[Data records]
———
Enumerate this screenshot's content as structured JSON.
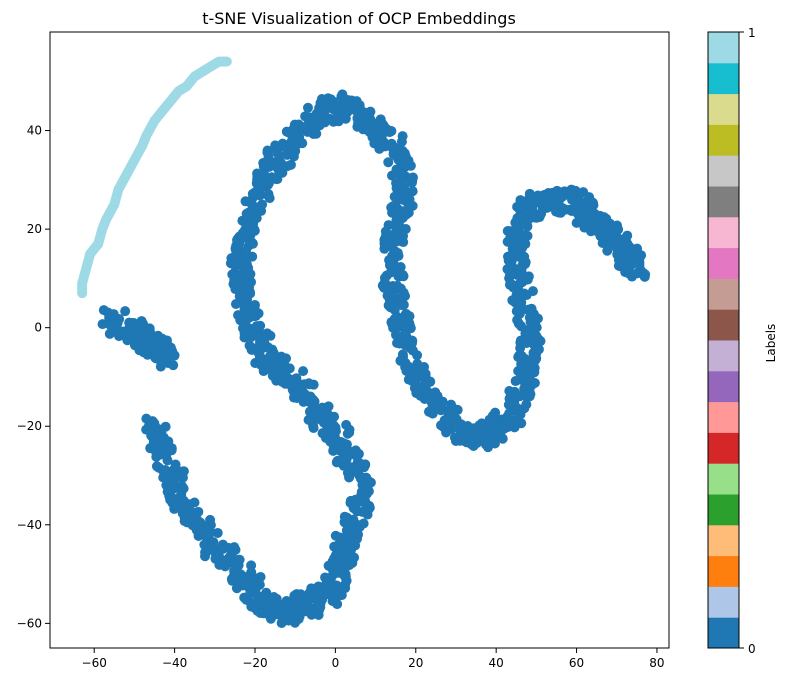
{
  "chart_data": {
    "type": "scatter",
    "title": "t-SNE Visualization of OCP Embeddings",
    "xlabel": "",
    "ylabel": "",
    "xlim": [
      -71,
      83
    ],
    "ylim": [
      -65,
      60
    ],
    "x_ticks": [
      -60,
      -40,
      -20,
      0,
      20,
      40,
      60,
      80
    ],
    "y_ticks": [
      -60,
      -40,
      -20,
      0,
      20,
      40
    ],
    "x_tick_labels": [
      "−60",
      "−40",
      "−20",
      "0",
      "20",
      "40",
      "60",
      "80"
    ],
    "y_tick_labels": [
      "−60",
      "−40",
      "−20",
      "0",
      "20",
      "40"
    ],
    "grid": false,
    "colormap": "tab20",
    "colorbar": {
      "label": "Labels",
      "min_label": "0",
      "max_label": "1",
      "colors": [
        "#1f77b4",
        "#aec7e8",
        "#ff7f0e",
        "#ffbb78",
        "#2ca02c",
        "#98df8a",
        "#d62728",
        "#ff9896",
        "#9467bd",
        "#c5b0d5",
        "#8c564b",
        "#c49c94",
        "#e377c2",
        "#f7b6d2",
        "#7f7f7f",
        "#c7c7c7",
        "#bcbd22",
        "#dbdb8d",
        "#17becf",
        "#9edae5"
      ]
    },
    "series": [
      {
        "label_value": 1,
        "color": "#9edae5",
        "points": [
          [
            -63,
            7
          ],
          [
            -63,
            9
          ],
          [
            -62,
            12
          ],
          [
            -61,
            15
          ],
          [
            -59,
            17
          ],
          [
            -58,
            20
          ],
          [
            -57,
            22
          ],
          [
            -55,
            25
          ],
          [
            -54,
            28
          ],
          [
            -52,
            31
          ],
          [
            -50,
            34
          ],
          [
            -48,
            37
          ],
          [
            -47,
            39
          ],
          [
            -45,
            42
          ],
          [
            -43,
            44
          ],
          [
            -41,
            46
          ],
          [
            -39,
            48
          ],
          [
            -37,
            49
          ],
          [
            -35,
            51
          ],
          [
            -33,
            52
          ],
          [
            -31,
            53
          ],
          [
            -29,
            54
          ],
          [
            -27,
            54
          ]
        ]
      },
      {
        "label_value": 0,
        "color": "#1f77b4",
        "points": [
          [
            -56,
            2
          ],
          [
            -53,
            0
          ],
          [
            -50,
            -1
          ],
          [
            -47,
            -2
          ],
          [
            -45,
            -3
          ],
          [
            -43,
            -5
          ],
          [
            -42,
            -6
          ],
          [
            -45,
            -19
          ],
          [
            -44,
            -23
          ],
          [
            -42,
            -27
          ],
          [
            -40,
            -31
          ],
          [
            -38,
            -35
          ],
          [
            -35,
            -39
          ],
          [
            -32,
            -42
          ],
          [
            -29,
            -45
          ],
          [
            -26,
            -48
          ],
          [
            -23,
            -50
          ],
          [
            -21,
            -53
          ],
          [
            -19,
            -55
          ],
          [
            -16,
            -57
          ],
          [
            -13,
            -58
          ],
          [
            -10,
            -57
          ],
          [
            -7,
            -56
          ],
          [
            -4,
            -55
          ],
          [
            -1,
            -53
          ],
          [
            1,
            -50
          ],
          [
            2,
            -46
          ],
          [
            3,
            -42
          ],
          [
            5,
            -38
          ],
          [
            7,
            -34
          ],
          [
            6,
            -30
          ],
          [
            4,
            -27
          ],
          [
            2,
            -24
          ],
          [
            0,
            -21
          ],
          [
            -3,
            -18
          ],
          [
            -6,
            -15
          ],
          [
            -9,
            -12
          ],
          [
            -12,
            -10
          ],
          [
            -14,
            -8
          ],
          [
            -17,
            -6
          ],
          [
            -19,
            -3
          ],
          [
            -21,
            0
          ],
          [
            -22,
            4
          ],
          [
            -23,
            8
          ],
          [
            -24,
            12
          ],
          [
            -23,
            16
          ],
          [
            -22,
            20
          ],
          [
            -20,
            24
          ],
          [
            -18,
            28
          ],
          [
            -16,
            32
          ],
          [
            -14,
            35
          ],
          [
            -11,
            38
          ],
          [
            -8,
            40
          ],
          [
            -5,
            42
          ],
          [
            -2,
            44
          ],
          [
            1,
            45
          ],
          [
            4,
            44
          ],
          [
            7,
            42
          ],
          [
            10,
            40
          ],
          [
            13,
            38
          ],
          [
            16,
            35
          ],
          [
            17,
            31
          ],
          [
            17,
            27
          ],
          [
            16,
            23
          ],
          [
            15,
            19
          ],
          [
            14,
            15
          ],
          [
            14,
            11
          ],
          [
            15,
            7
          ],
          [
            16,
            3
          ],
          [
            17,
            -1
          ],
          [
            18,
            -5
          ],
          [
            20,
            -9
          ],
          [
            22,
            -13
          ],
          [
            25,
            -16
          ],
          [
            28,
            -19
          ],
          [
            31,
            -21
          ],
          [
            34,
            -22
          ],
          [
            37,
            -22
          ],
          [
            40,
            -21
          ],
          [
            43,
            -19
          ],
          [
            45,
            -15
          ],
          [
            47,
            -11
          ],
          [
            48,
            -7
          ],
          [
            49,
            -3
          ],
          [
            48,
            1
          ],
          [
            47,
            5
          ],
          [
            46,
            9
          ],
          [
            45,
            13
          ],
          [
            45,
            17
          ],
          [
            46,
            21
          ],
          [
            48,
            24
          ],
          [
            51,
            25
          ],
          [
            54,
            26
          ],
          [
            57,
            26
          ],
          [
            60,
            25
          ],
          [
            63,
            23
          ],
          [
            66,
            21
          ],
          [
            68,
            19
          ],
          [
            70,
            17
          ],
          [
            72,
            15
          ],
          [
            74,
            13
          ],
          [
            75,
            12
          ]
        ]
      }
    ]
  }
}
———
Output the lines above in full and exactly as given, omitting any pictures.

§ FULL RESPONSE:
Enumerate this screenshot's content as structured JSON.
{
  "chart_data": {
    "type": "scatter",
    "title": "t-SNE Visualization of OCP Embeddings",
    "xlabel": "",
    "ylabel": "",
    "xlim": [
      -71,
      83
    ],
    "ylim": [
      -65,
      60
    ],
    "x_ticks": [
      -60,
      -40,
      -20,
      0,
      20,
      40,
      60,
      80
    ],
    "y_ticks": [
      -60,
      -40,
      -20,
      0,
      20,
      40
    ],
    "x_tick_labels": [
      "−60",
      "−40",
      "−20",
      "0",
      "20",
      "40",
      "60",
      "80"
    ],
    "y_tick_labels": [
      "−60",
      "−40",
      "−20",
      "0",
      "20",
      "40"
    ],
    "grid": false,
    "colormap": "tab20",
    "colorbar": {
      "label": "Labels",
      "min_label": "0",
      "max_label": "1",
      "colors": [
        "#1f77b4",
        "#aec7e8",
        "#ff7f0e",
        "#ffbb78",
        "#2ca02c",
        "#98df8a",
        "#d62728",
        "#ff9896",
        "#9467bd",
        "#c5b0d5",
        "#8c564b",
        "#c49c94",
        "#e377c2",
        "#f7b6d2",
        "#7f7f7f",
        "#c7c7c7",
        "#bcbd22",
        "#dbdb8d",
        "#17becf",
        "#9edae5"
      ]
    },
    "series": [
      {
        "label_value": 1,
        "color": "#9edae5",
        "points": [
          [
            -63,
            7
          ],
          [
            -63,
            9
          ],
          [
            -62,
            12
          ],
          [
            -61,
            15
          ],
          [
            -59,
            17
          ],
          [
            -58,
            20
          ],
          [
            -57,
            22
          ],
          [
            -55,
            25
          ],
          [
            -54,
            28
          ],
          [
            -52,
            31
          ],
          [
            -50,
            34
          ],
          [
            -48,
            37
          ],
          [
            -47,
            39
          ],
          [
            -45,
            42
          ],
          [
            -43,
            44
          ],
          [
            -41,
            46
          ],
          [
            -39,
            48
          ],
          [
            -37,
            49
          ],
          [
            -35,
            51
          ],
          [
            -33,
            52
          ],
          [
            -31,
            53
          ],
          [
            -29,
            54
          ],
          [
            -27,
            54
          ]
        ]
      },
      {
        "label_value": 0,
        "color": "#1f77b4",
        "points": [
          [
            -56,
            2
          ],
          [
            -53,
            0
          ],
          [
            -50,
            -1
          ],
          [
            -47,
            -2
          ],
          [
            -45,
            -3
          ],
          [
            -43,
            -5
          ],
          [
            -42,
            -6
          ],
          [
            -45,
            -19
          ],
          [
            -44,
            -23
          ],
          [
            -42,
            -27
          ],
          [
            -40,
            -31
          ],
          [
            -38,
            -35
          ],
          [
            -35,
            -39
          ],
          [
            -32,
            -42
          ],
          [
            -29,
            -45
          ],
          [
            -26,
            -48
          ],
          [
            -23,
            -50
          ],
          [
            -21,
            -53
          ],
          [
            -19,
            -55
          ],
          [
            -16,
            -57
          ],
          [
            -13,
            -58
          ],
          [
            -10,
            -57
          ],
          [
            -7,
            -56
          ],
          [
            -4,
            -55
          ],
          [
            -1,
            -53
          ],
          [
            1,
            -50
          ],
          [
            2,
            -46
          ],
          [
            3,
            -42
          ],
          [
            5,
            -38
          ],
          [
            7,
            -34
          ],
          [
            6,
            -30
          ],
          [
            4,
            -27
          ],
          [
            2,
            -24
          ],
          [
            0,
            -21
          ],
          [
            -3,
            -18
          ],
          [
            -6,
            -15
          ],
          [
            -9,
            -12
          ],
          [
            -12,
            -10
          ],
          [
            -14,
            -8
          ],
          [
            -17,
            -6
          ],
          [
            -19,
            -3
          ],
          [
            -21,
            0
          ],
          [
            -22,
            4
          ],
          [
            -23,
            8
          ],
          [
            -24,
            12
          ],
          [
            -23,
            16
          ],
          [
            -22,
            20
          ],
          [
            -20,
            24
          ],
          [
            -18,
            28
          ],
          [
            -16,
            32
          ],
          [
            -14,
            35
          ],
          [
            -11,
            38
          ],
          [
            -8,
            40
          ],
          [
            -5,
            42
          ],
          [
            -2,
            44
          ],
          [
            1,
            45
          ],
          [
            4,
            44
          ],
          [
            7,
            42
          ],
          [
            10,
            40
          ],
          [
            13,
            38
          ],
          [
            16,
            35
          ],
          [
            17,
            31
          ],
          [
            17,
            27
          ],
          [
            16,
            23
          ],
          [
            15,
            19
          ],
          [
            14,
            15
          ],
          [
            14,
            11
          ],
          [
            15,
            7
          ],
          [
            16,
            3
          ],
          [
            17,
            -1
          ],
          [
            18,
            -5
          ],
          [
            20,
            -9
          ],
          [
            22,
            -13
          ],
          [
            25,
            -16
          ],
          [
            28,
            -19
          ],
          [
            31,
            -21
          ],
          [
            34,
            -22
          ],
          [
            37,
            -22
          ],
          [
            40,
            -21
          ],
          [
            43,
            -19
          ],
          [
            45,
            -15
          ],
          [
            47,
            -11
          ],
          [
            48,
            -7
          ],
          [
            49,
            -3
          ],
          [
            48,
            1
          ],
          [
            47,
            5
          ],
          [
            46,
            9
          ],
          [
            45,
            13
          ],
          [
            45,
            17
          ],
          [
            46,
            21
          ],
          [
            48,
            24
          ],
          [
            51,
            25
          ],
          [
            54,
            26
          ],
          [
            57,
            26
          ],
          [
            60,
            25
          ],
          [
            63,
            23
          ],
          [
            66,
            21
          ],
          [
            68,
            19
          ],
          [
            70,
            17
          ],
          [
            72,
            15
          ],
          [
            74,
            13
          ],
          [
            75,
            12
          ]
        ]
      }
    ]
  }
}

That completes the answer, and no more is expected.